The request: Copy out the data below as written; omit any images.

[Recorded data]
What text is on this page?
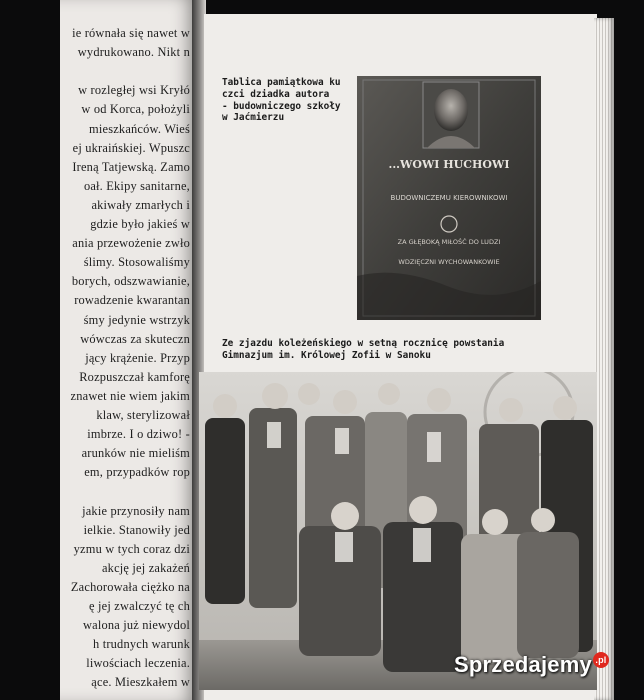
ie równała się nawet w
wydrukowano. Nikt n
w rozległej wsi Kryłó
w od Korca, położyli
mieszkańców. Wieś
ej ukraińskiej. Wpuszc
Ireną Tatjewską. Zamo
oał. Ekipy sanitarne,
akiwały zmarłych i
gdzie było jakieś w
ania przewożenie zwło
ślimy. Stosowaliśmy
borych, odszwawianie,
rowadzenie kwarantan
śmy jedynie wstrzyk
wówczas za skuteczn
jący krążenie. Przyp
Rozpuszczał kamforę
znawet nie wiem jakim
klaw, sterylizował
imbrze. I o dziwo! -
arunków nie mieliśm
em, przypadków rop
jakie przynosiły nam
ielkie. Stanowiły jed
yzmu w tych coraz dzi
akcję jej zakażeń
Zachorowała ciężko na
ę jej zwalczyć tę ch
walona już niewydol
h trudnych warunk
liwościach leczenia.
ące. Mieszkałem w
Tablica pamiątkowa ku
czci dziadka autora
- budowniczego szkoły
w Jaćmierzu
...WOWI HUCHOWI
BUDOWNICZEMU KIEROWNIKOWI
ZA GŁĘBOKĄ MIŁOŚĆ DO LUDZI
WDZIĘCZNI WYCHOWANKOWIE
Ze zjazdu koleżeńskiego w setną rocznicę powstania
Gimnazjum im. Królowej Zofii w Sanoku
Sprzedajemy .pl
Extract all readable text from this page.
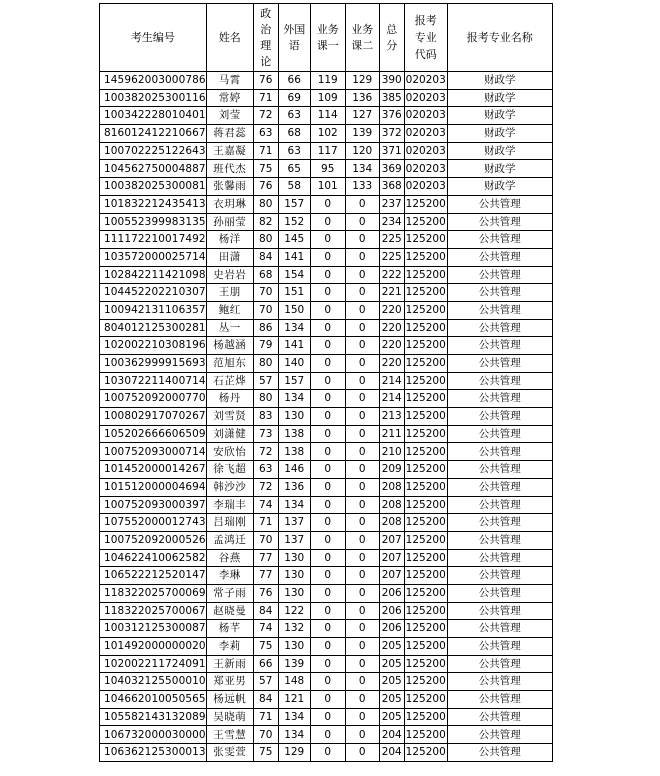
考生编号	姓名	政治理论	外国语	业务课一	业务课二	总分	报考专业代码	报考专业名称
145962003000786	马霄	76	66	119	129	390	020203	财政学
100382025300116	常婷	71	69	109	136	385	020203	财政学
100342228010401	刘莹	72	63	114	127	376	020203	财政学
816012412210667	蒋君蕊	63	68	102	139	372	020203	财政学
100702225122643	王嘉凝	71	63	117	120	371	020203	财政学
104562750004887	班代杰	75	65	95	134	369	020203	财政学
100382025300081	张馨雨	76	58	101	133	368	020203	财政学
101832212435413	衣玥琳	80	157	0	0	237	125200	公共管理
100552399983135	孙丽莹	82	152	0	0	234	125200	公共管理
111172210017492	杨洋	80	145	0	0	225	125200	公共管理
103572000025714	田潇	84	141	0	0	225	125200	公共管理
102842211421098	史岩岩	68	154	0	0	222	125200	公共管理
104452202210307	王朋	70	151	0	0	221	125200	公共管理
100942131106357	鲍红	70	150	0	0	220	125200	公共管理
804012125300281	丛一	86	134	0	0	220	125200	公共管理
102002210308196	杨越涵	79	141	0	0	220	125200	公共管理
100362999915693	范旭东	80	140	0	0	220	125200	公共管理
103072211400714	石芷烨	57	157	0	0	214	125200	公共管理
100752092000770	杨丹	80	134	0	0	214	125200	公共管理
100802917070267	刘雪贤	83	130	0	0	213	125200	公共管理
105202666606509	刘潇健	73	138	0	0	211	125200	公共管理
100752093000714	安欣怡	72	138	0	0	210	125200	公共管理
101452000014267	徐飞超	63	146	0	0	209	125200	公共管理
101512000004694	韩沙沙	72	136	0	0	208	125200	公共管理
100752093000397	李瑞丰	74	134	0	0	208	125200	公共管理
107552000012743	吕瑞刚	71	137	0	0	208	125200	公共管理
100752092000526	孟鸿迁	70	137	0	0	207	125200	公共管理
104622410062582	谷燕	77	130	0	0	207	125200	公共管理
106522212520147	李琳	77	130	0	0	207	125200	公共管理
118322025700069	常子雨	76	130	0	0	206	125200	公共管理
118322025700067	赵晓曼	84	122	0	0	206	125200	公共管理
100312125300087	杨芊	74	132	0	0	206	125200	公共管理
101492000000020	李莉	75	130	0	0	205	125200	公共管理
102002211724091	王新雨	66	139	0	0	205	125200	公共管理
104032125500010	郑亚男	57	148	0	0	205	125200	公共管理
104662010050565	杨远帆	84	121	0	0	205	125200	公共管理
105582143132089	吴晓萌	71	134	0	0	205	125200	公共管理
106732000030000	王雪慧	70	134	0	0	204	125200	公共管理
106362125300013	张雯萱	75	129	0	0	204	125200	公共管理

Written solution:
What text is on this page?
ie równała się nawet w
wydrukowano. Nikt n
w rozległej wsi Kryłó
w od Korca, położyli
mieszkańców. Wieś
ej ukraińskiej. Wpuszc
Ireną Tatjewską. Zamo
oał. Ekipy sanitarne,
akiwały zmarłych i
gdzie było jakieś w
ania przewożenie zwło
ślimy. Stosowaliśmy
borych, odszwawianie,
rowadzenie kwarantan
śmy jedynie wstrzyk
wówczas za skuteczn
jący krążenie. Przyp
Rozpuszczał kamforę
znawet nie wiem jakim
klaw, sterylizował
imbrze. I o dziwo! -
arunków nie mieliśm
em, przypadków rop
jakie przynosiły nam
ielkie. Stanowiły jed
yzmu w tych coraz dzi
akcję jej zakażeń
Zachorowała ciężko na
ę jej zwalczyć tę ch
walona już niewydol
h trudnych warunk
liwościach leczenia.
ące. Mieszkałem w
Tablica pamiątkowa ku
czci dziadka autora
- budowniczego szkoły
w Jaćmierzu
...WOWI HUCHOWI
BUDOWNICZEMU KIEROWNIKOWI
ZA GŁĘBOKĄ MIŁOŚĆ DO LUDZI
WDZIĘCZNI WYCHOWANKOWIE
Ze zjazdu koleżeńskiego w setną rocznicę powstania
Gimnazjum im. Królowej Zofii w Sanoku
Sprzedajemy .pl
Extract all readable text from this page.
考生编号	姓名	政治理论	外国语	业务课一	业务课二	总分	报考专业代码	报考专业名称
145962003000786	马霄	76	66	119	129	390	020203	财政学
100382025300116	常婷	71	69	109	136	385	020203	财政学
100342228010401	刘莹	72	63	114	127	376	020203	财政学
816012412210667	蒋君蕊	63	68	102	139	372	020203	财政学
100702225122643	王嘉凝	71	63	117	120	371	020203	财政学
104562750004887	班代杰	75	65	95	134	369	020203	财政学
100382025300081	张馨雨	76	58	101	133	368	020203	财政学
101832212435413	衣玥琳	80	157	0	0	237	125200	公共管理
100552399983135	孙丽莹	82	152	0	0	234	125200	公共管理
111172210017492	杨洋	80	145	0	0	225	125200	公共管理
103572000025714	田潇	84	141	0	0	225	125200	公共管理
102842211421098	史岩岩	68	154	0	0	222	125200	公共管理
104452202210307	王朋	70	151	0	0	221	125200	公共管理
100942131106357	鲍红	70	150	0	0	220	125200	公共管理
804012125300281	丛一	86	134	0	0	220	125200	公共管理
102002210308196	杨越涵	79	141	0	0	220	125200	公共管理
100362999915693	范旭东	80	140	0	0	220	125200	公共管理
103072211400714	石芷烨	57	157	0	0	214	125200	公共管理
100752092000770	杨丹	80	134	0	0	214	125200	公共管理
100802917070267	刘雪贤	83	130	0	0	213	125200	公共管理
105202666606509	刘潇健	73	138	0	0	211	125200	公共管理
100752093000714	安欣怡	72	138	0	0	210	125200	公共管理
101452000014267	徐飞超	63	146	0	0	209	125200	公共管理
101512000004694	韩沙沙	72	136	0	0	208	125200	公共管理
100752093000397	李瑞丰	74	134	0	0	208	125200	公共管理
107552000012743	吕瑞刚	71	137	0	0	208	125200	公共管理
100752092000526	孟鸿迁	70	137	0	0	207	125200	公共管理
104622410062582	谷燕	77	130	0	0	207	125200	公共管理
106522212520147	李琳	77	130	0	0	207	125200	公共管理
118322025700069	常子雨	76	130	0	0	206	125200	公共管理
118322025700067	赵晓曼	84	122	0	0	206	125200	公共管理
100312125300087	杨芊	74	132	0	0	206	125200	公共管理
101492000000020	李莉	75	130	0	0	205	125200	公共管理
102002211724091	王新雨	66	139	0	0	205	125200	公共管理
104032125500010	郑亚男	57	148	0	0	205	125200	公共管理
104662010050565	杨远帆	84	121	0	0	205	125200	公共管理
105582143132089	吴晓萌	71	134	0	0	205	125200	公共管理
106732000030000	王雪慧	70	134	0	0	204	125200	公共管理
106362125300013	张雯萱	75	129	0	0	204	125200	公共管理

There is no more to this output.